# Start of DATA LINES

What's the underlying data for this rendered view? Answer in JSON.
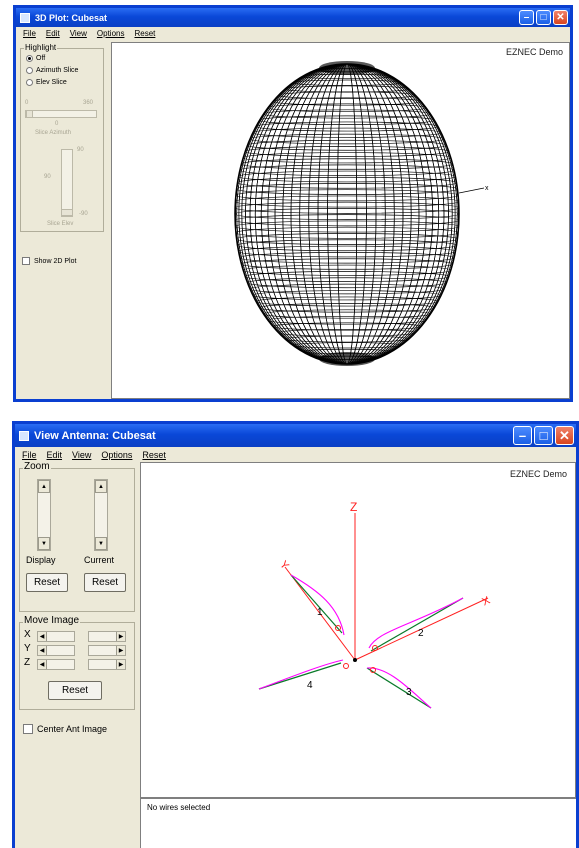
{
  "window1": {
    "title": "3D Plot: Cubesat",
    "menu": [
      "File",
      "Edit",
      "View",
      "Options",
      "Reset"
    ],
    "demo_label": "EZNEC Demo",
    "highlight": {
      "legend": "Highlight",
      "options": [
        {
          "label": "Off",
          "selected": true
        },
        {
          "label": "Azimuth Slice",
          "selected": false
        },
        {
          "label": "Elev Slice",
          "selected": false
        }
      ]
    },
    "azimuth_slider": {
      "min_label": "0",
      "max_label": "360",
      "value_label": "0",
      "caption": "Slice Azimuth"
    },
    "elevation_slider": {
      "top_label": "90",
      "mid_label": "90",
      "bottom_label": "-90",
      "caption": "Slice Elev"
    },
    "show_2d_plot": {
      "label": "Show 2D Plot",
      "checked": false
    }
  },
  "window2": {
    "title": "View Antenna: Cubesat",
    "menu": [
      "File",
      "Edit",
      "View",
      "Options",
      "Reset"
    ],
    "demo_label": "EZNEC Demo",
    "zoom": {
      "legend": "Zoom",
      "display_label": "Display",
      "current_label": "Current",
      "reset_label": "Reset"
    },
    "move_image": {
      "legend": "Move Image",
      "axes": [
        "X",
        "Y",
        "Z"
      ],
      "reset_label": "Reset"
    },
    "center_ant_image": {
      "label": "Center Ant Image",
      "checked": false
    },
    "axis_labels": {
      "x": "X",
      "y": "Y",
      "z": "Z"
    },
    "wire_labels": [
      "1",
      "2",
      "3",
      "4"
    ],
    "status_text": "No wires selected",
    "colors": {
      "axis": "#ff2020",
      "wire": "#0a7a2a",
      "current": "#ff00ff"
    }
  }
}
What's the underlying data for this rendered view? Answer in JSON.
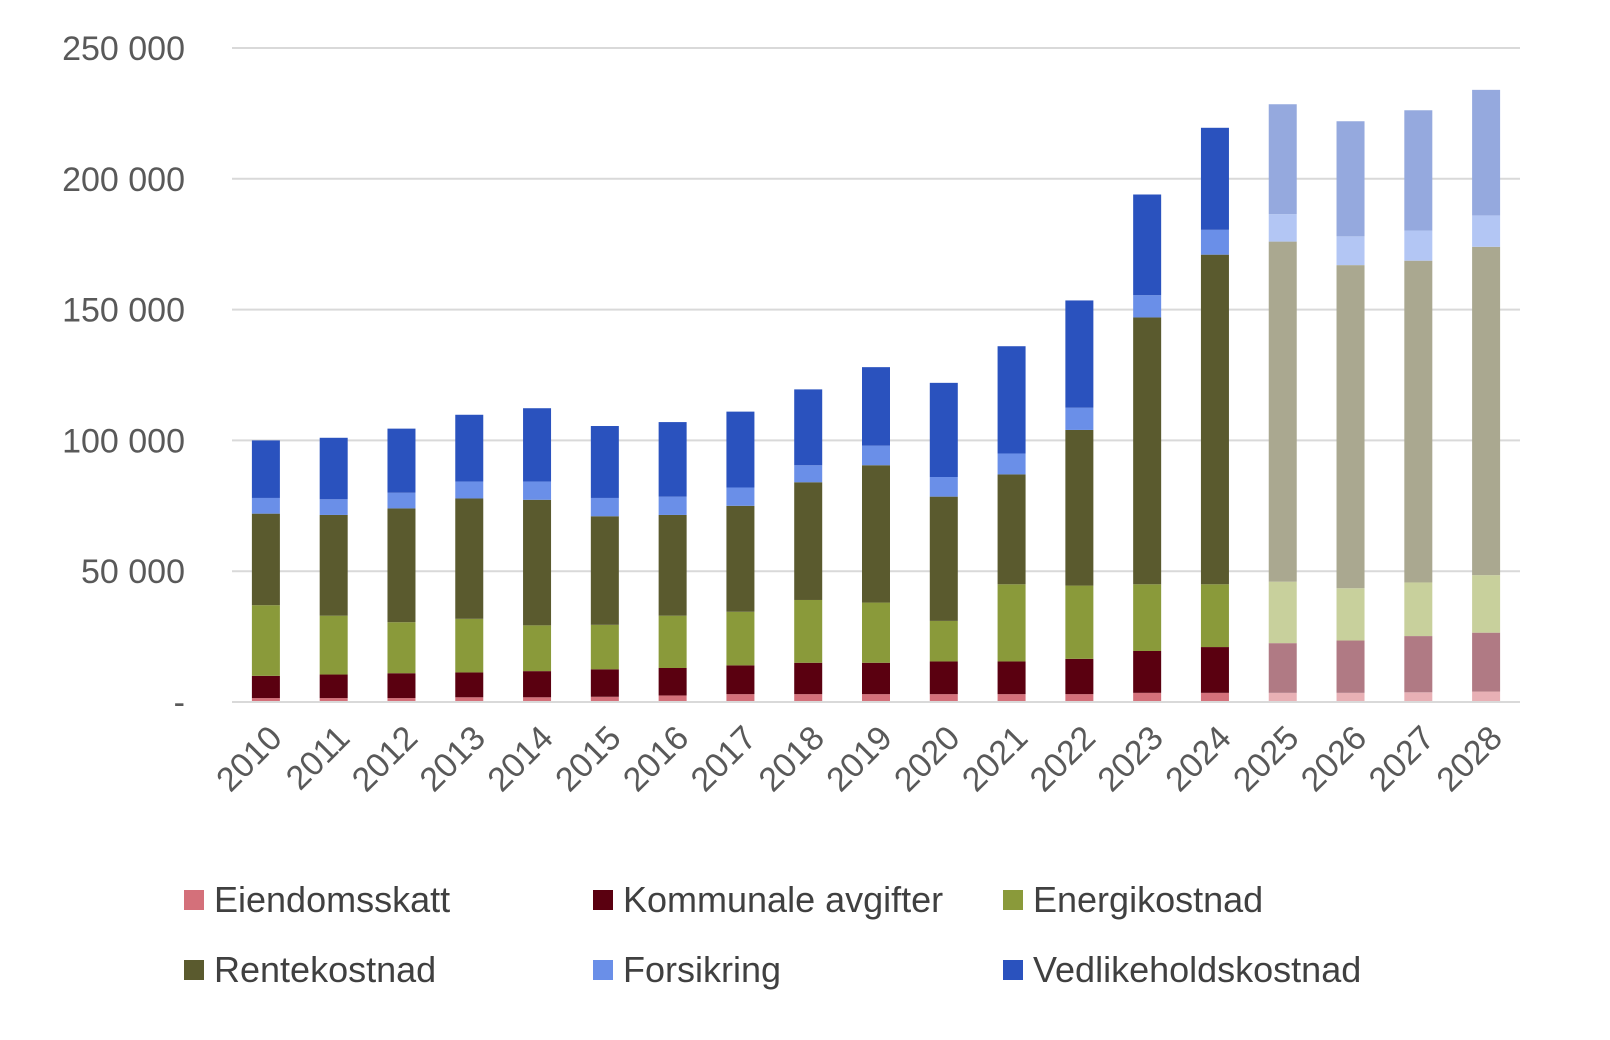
{
  "chart_data": {
    "type": "bar",
    "stacked": true,
    "title": "",
    "xlabel": "",
    "ylabel": "",
    "ylim": [
      0,
      250000
    ],
    "y_ticks": [
      0,
      50000,
      100000,
      150000,
      200000,
      250000
    ],
    "y_tick_labels": [
      "-",
      "50 000",
      "100 000",
      "150 000",
      "200 000",
      "250 000"
    ],
    "grid": true,
    "legend_position": "bottom",
    "categories": [
      "2010",
      "2011",
      "2012",
      "2013",
      "2014",
      "2015",
      "2016",
      "2017",
      "2018",
      "2019",
      "2020",
      "2021",
      "2022",
      "2023",
      "2024",
      "2025",
      "2026",
      "2027",
      "2028"
    ],
    "projected_from_index": 15,
    "series": [
      {
        "name": "Eiendomsskatt",
        "color": "#d4707a",
        "projected_color": "#e8b0b5",
        "values": [
          1500,
          1500,
          1500,
          1800,
          1800,
          2000,
          2500,
          3000,
          3000,
          3000,
          3000,
          3000,
          3000,
          3500,
          3500,
          3500,
          3500,
          3700,
          4000
        ]
      },
      {
        "name": "Kommunale avgifter",
        "color": "#5a0010",
        "projected_color": "#b07a84",
        "values": [
          8500,
          9000,
          9500,
          9500,
          10000,
          10500,
          10500,
          11000,
          12000,
          12000,
          12500,
          12500,
          13500,
          16000,
          17500,
          19000,
          20000,
          21500,
          22500
        ]
      },
      {
        "name": "Energikostnad",
        "color": "#8a9a3a",
        "projected_color": "#c8d09c",
        "values": [
          27000,
          22500,
          19500,
          20500,
          17500,
          17000,
          20000,
          20500,
          24000,
          23000,
          15500,
          29500,
          28000,
          25500,
          24000,
          23500,
          20000,
          20500,
          22000
        ]
      },
      {
        "name": "Rentekostnad",
        "color": "#5a5a2e",
        "projected_color": "#aaa890",
        "values": [
          35000,
          38500,
          43500,
          46000,
          48000,
          41500,
          38500,
          40500,
          45000,
          52500,
          47500,
          42000,
          59500,
          102000,
          126000,
          130000,
          123500,
          123000,
          125500
        ]
      },
      {
        "name": "Forsikring",
        "color": "#6a8fe8",
        "projected_color": "#b3c6f4",
        "values": [
          6000,
          6000,
          6000,
          6500,
          7000,
          7000,
          7000,
          7000,
          6500,
          7500,
          7500,
          8000,
          8500,
          8500,
          9500,
          10500,
          11000,
          11500,
          12000
        ]
      },
      {
        "name": "Vedlikeholdskostnad",
        "color": "#2a52be",
        "projected_color": "#95a9de",
        "values": [
          22000,
          23500,
          24500,
          25500,
          28000,
          27500,
          28500,
          29000,
          29000,
          30000,
          36000,
          41000,
          41000,
          38500,
          39000,
          42000,
          44000,
          46000,
          48000
        ]
      }
    ]
  }
}
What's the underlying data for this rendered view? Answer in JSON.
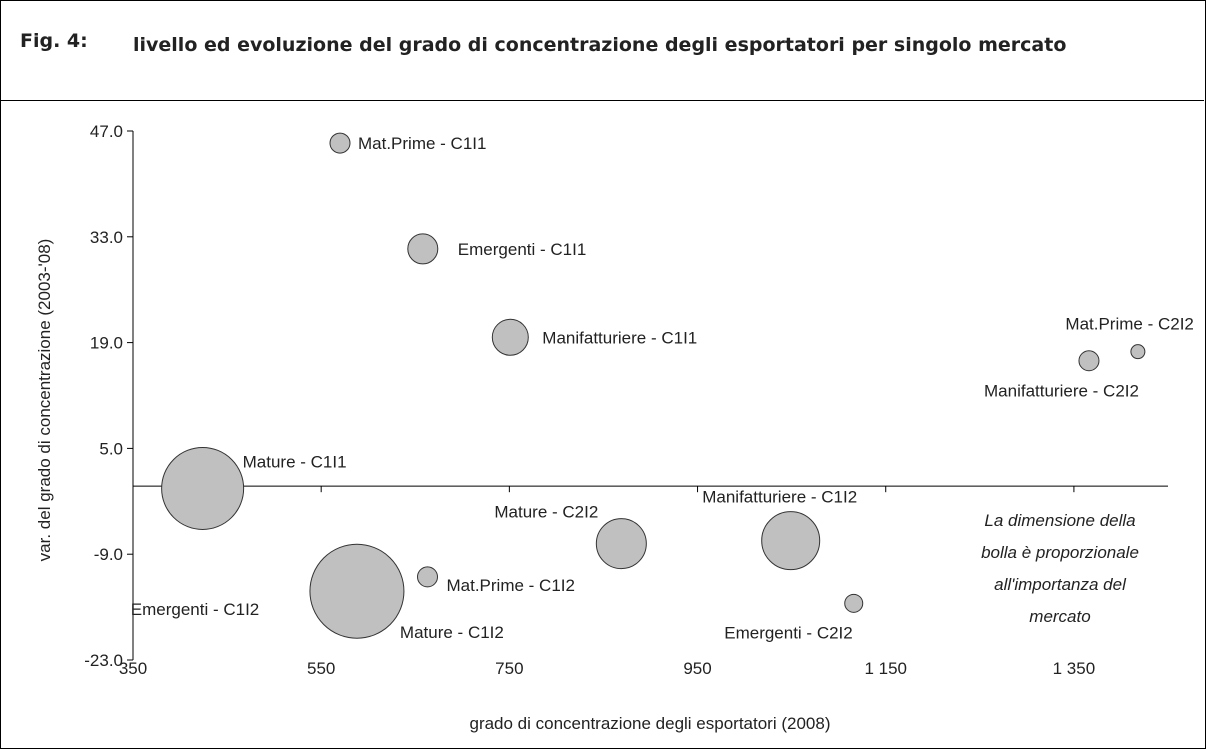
{
  "fig_label": "Fig. 4:",
  "chart_data": {
    "type": "bubble",
    "title": "livello ed evoluzione del grado di concentrazione degli esportatori per singolo mercato",
    "x_label": "grado di concentrazione degli esportatori (2008)",
    "y_label": "var. del grado di concentrazione (2003-'08)",
    "xlim": [
      350,
      1450
    ],
    "ylim": [
      -23,
      47
    ],
    "xticks": [
      350,
      550,
      750,
      950,
      {
        "value": 1150,
        "label": "1 150"
      },
      {
        "value": 1350,
        "label": "1 350"
      }
    ],
    "yticks": [
      {
        "value": -23,
        "label": "-23.0"
      },
      {
        "value": -9,
        "label": "-9.0"
      },
      {
        "value": 5,
        "label": "5.0"
      },
      {
        "value": 19,
        "label": "19.0"
      },
      {
        "value": 33,
        "label": "33.0"
      },
      {
        "value": 47,
        "label": "47.0"
      }
    ],
    "color": "#c0c0c0",
    "labels": [
      "Mat.Prime - C1I1",
      "Emergenti - C1I1",
      "Manifatturiere - C1I1",
      "Mat.Prime - C2I2",
      "Manifatturiere - C2I2",
      "Mature - C1I1",
      "Mature - C2I2",
      "Manifatturiere - C1I2",
      "Mat.Prime - C1I2",
      "Mature - C1I2",
      "Emergenti - C2I2"
    ],
    "x": [
      570,
      658,
      751,
      1418,
      1366,
      424,
      869,
      1049,
      663,
      588,
      1116
    ],
    "y": [
      45.4,
      31.4,
      19.7,
      17.8,
      16.6,
      -0.3,
      -7.6,
      -7.2,
      -12.0,
      -13.9,
      -15.5
    ],
    "size": [
      10,
      15,
      18,
      7,
      10,
      41,
      25,
      29,
      10,
      47,
      9
    ],
    "annotations": [
      "Emergenti - C1I2",
      "La dimensione della bolla è proporzionale all'importanza del mercato"
    ]
  }
}
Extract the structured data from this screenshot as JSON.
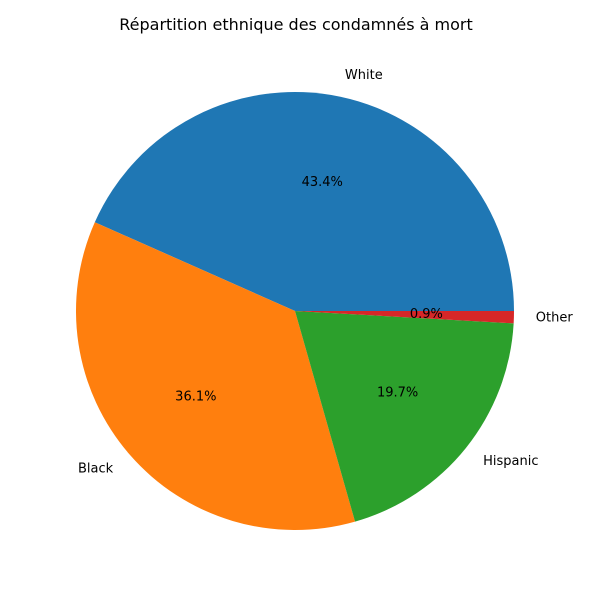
{
  "chart_data": {
    "type": "pie",
    "title": "Répartition ethnique des condamnés à mort",
    "categories": [
      "White",
      "Black",
      "Hispanic",
      "Other"
    ],
    "values": [
      43.4,
      36.1,
      19.7,
      0.9
    ],
    "percent_labels": [
      "43.4%",
      "36.1%",
      "19.7%",
      "0.9%"
    ],
    "colors": [
      "#1f77b4",
      "#ff7f0e",
      "#2ca02c",
      "#d62728"
    ],
    "start_angle_deg": 0,
    "direction": "counterclockwise"
  }
}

# End of DATA LINES

THE EXERCISE:
Strip out the images, then output the records above word for word.

THE ANSWER:
What's the underlying data for this rendered view? Answer in JSON.
{
  "window1": {
    "title": "3D Plot: Cubesat",
    "menu": [
      "File",
      "Edit",
      "View",
      "Options",
      "Reset"
    ],
    "demo_label": "EZNEC Demo",
    "highlight": {
      "legend": "Highlight",
      "options": [
        {
          "label": "Off",
          "selected": true
        },
        {
          "label": "Azimuth Slice",
          "selected": false
        },
        {
          "label": "Elev Slice",
          "selected": false
        }
      ]
    },
    "azimuth_slider": {
      "min_label": "0",
      "max_label": "360",
      "value_label": "0",
      "caption": "Slice Azimuth"
    },
    "elevation_slider": {
      "top_label": "90",
      "mid_label": "90",
      "bottom_label": "-90",
      "caption": "Slice Elev"
    },
    "show_2d_plot": {
      "label": "Show 2D Plot",
      "checked": false
    }
  },
  "window2": {
    "title": "View Antenna: Cubesat",
    "menu": [
      "File",
      "Edit",
      "View",
      "Options",
      "Reset"
    ],
    "demo_label": "EZNEC Demo",
    "zoom": {
      "legend": "Zoom",
      "display_label": "Display",
      "current_label": "Current",
      "reset_label": "Reset"
    },
    "move_image": {
      "legend": "Move Image",
      "axes": [
        "X",
        "Y",
        "Z"
      ],
      "reset_label": "Reset"
    },
    "center_ant_image": {
      "label": "Center Ant Image",
      "checked": false
    },
    "axis_labels": {
      "x": "X",
      "y": "Y",
      "z": "Z"
    },
    "wire_labels": [
      "1",
      "2",
      "3",
      "4"
    ],
    "status_text": "No wires selected",
    "colors": {
      "axis": "#ff2020",
      "wire": "#0a7a2a",
      "current": "#ff00ff"
    }
  }
}
What's the underlying data for this rendered view? Answer in JSON.
{
  "chart_data": {
    "type": "bar",
    "stacked": true,
    "title": "",
    "xlabel": "",
    "ylabel": "",
    "ylim": [
      0,
      250000
    ],
    "y_ticks": [
      0,
      50000,
      100000,
      150000,
      200000,
      250000
    ],
    "y_tick_labels": [
      "-",
      "50 000",
      "100 000",
      "150 000",
      "200 000",
      "250 000"
    ],
    "grid": true,
    "legend_position": "bottom",
    "categories": [
      "2010",
      "2011",
      "2012",
      "2013",
      "2014",
      "2015",
      "2016",
      "2017",
      "2018",
      "2019",
      "2020",
      "2021",
      "2022",
      "2023",
      "2024",
      "2025",
      "2026",
      "2027",
      "2028"
    ],
    "projected_from_index": 15,
    "series": [
      {
        "name": "Eiendomsskatt",
        "color": "#d4707a",
        "projected_color": "#e8b0b5",
        "values": [
          1500,
          1500,
          1500,
          1800,
          1800,
          2000,
          2500,
          3000,
          3000,
          3000,
          3000,
          3000,
          3000,
          3500,
          3500,
          3500,
          3500,
          3700,
          4000
        ]
      },
      {
        "name": "Kommunale avgifter",
        "color": "#5a0010",
        "projected_color": "#b07a84",
        "values": [
          8500,
          9000,
          9500,
          9500,
          10000,
          10500,
          10500,
          11000,
          12000,
          12000,
          12500,
          12500,
          13500,
          16000,
          17500,
          19000,
          20000,
          21500,
          22500
        ]
      },
      {
        "name": "Energikostnad",
        "color": "#8a9a3a",
        "projected_color": "#c8d09c",
        "values": [
          27000,
          22500,
          19500,
          20500,
          17500,
          17000,
          20000,
          20500,
          24000,
          23000,
          15500,
          29500,
          28000,
          25500,
          24000,
          23500,
          20000,
          20500,
          22000
        ]
      },
      {
        "name": "Rentekostnad",
        "color": "#5a5a2e",
        "projected_color": "#aaa890",
        "values": [
          35000,
          38500,
          43500,
          46000,
          48000,
          41500,
          38500,
          40500,
          45000,
          52500,
          47500,
          42000,
          59500,
          102000,
          126000,
          130000,
          123500,
          123000,
          125500
        ]
      },
      {
        "name": "Forsikring",
        "color": "#6a8fe8",
        "projected_color": "#b3c6f4",
        "values": [
          6000,
          6000,
          6000,
          6500,
          7000,
          7000,
          7000,
          7000,
          6500,
          7500,
          7500,
          8000,
          8500,
          8500,
          9500,
          10500,
          11000,
          11500,
          12000
        ]
      },
      {
        "name": "Vedlikeholdskostnad",
        "color": "#2a52be",
        "projected_color": "#95a9de",
        "values": [
          22000,
          23500,
          24500,
          25500,
          28000,
          27500,
          28500,
          29000,
          29000,
          30000,
          36000,
          41000,
          41000,
          38500,
          39000,
          42000,
          44000,
          46000,
          48000
        ]
      }
    ]
  }
}
What's the underlying data for this rendered view? Answer in JSON.
{
  "fig_label": "Fig. 4:",
  "chart_data": {
    "type": "bubble",
    "title": "livello ed evoluzione del grado di concentrazione degli esportatori per singolo mercato",
    "x_label": "grado di concentrazione degli esportatori (2008)",
    "y_label": "var. del grado di concentrazione (2003-'08)",
    "xlim": [
      350,
      1450
    ],
    "ylim": [
      -23,
      47
    ],
    "xticks": [
      350,
      550,
      750,
      950,
      {
        "value": 1150,
        "label": "1 150"
      },
      {
        "value": 1350,
        "label": "1 350"
      }
    ],
    "yticks": [
      {
        "value": -23,
        "label": "-23.0"
      },
      {
        "value": -9,
        "label": "-9.0"
      },
      {
        "value": 5,
        "label": "5.0"
      },
      {
        "value": 19,
        "label": "19.0"
      },
      {
        "value": 33,
        "label": "33.0"
      },
      {
        "value": 47,
        "label": "47.0"
      }
    ],
    "color": "#c0c0c0",
    "labels": [
      "Mat.Prime - C1I1",
      "Emergenti - C1I1",
      "Manifatturiere - C1I1",
      "Mat.Prime - C2I2",
      "Manifatturiere - C2I2",
      "Mature - C1I1",
      "Mature - C2I2",
      "Manifatturiere - C1I2",
      "Mat.Prime - C1I2",
      "Mature - C1I2",
      "Emergenti - C2I2"
    ],
    "x": [
      570,
      658,
      751,
      1418,
      1366,
      424,
      869,
      1049,
      663,
      588,
      1116
    ],
    "y": [
      45.4,
      31.4,
      19.7,
      17.8,
      16.6,
      -0.3,
      -7.6,
      -7.2,
      -12.0,
      -13.9,
      -15.5
    ],
    "size": [
      10,
      15,
      18,
      7,
      10,
      41,
      25,
      29,
      10,
      47,
      9
    ],
    "annotations": [
      "Emergenti - C1I2",
      "La dimensione della bolla è proporzionale all'importanza del mercato"
    ]
  }
}
Extract the structured data from this screenshot as JSON.
{
  "chart_data": {
    "type": "pie",
    "title": "Répartition ethnique des condamnés à mort",
    "categories": [
      "White",
      "Black",
      "Hispanic",
      "Other"
    ],
    "values": [
      43.4,
      36.1,
      19.7,
      0.9
    ],
    "percent_labels": [
      "43.4%",
      "36.1%",
      "19.7%",
      "0.9%"
    ],
    "colors": [
      "#1f77b4",
      "#ff7f0e",
      "#2ca02c",
      "#d62728"
    ],
    "start_angle_deg": 0,
    "direction": "counterclockwise"
  }
}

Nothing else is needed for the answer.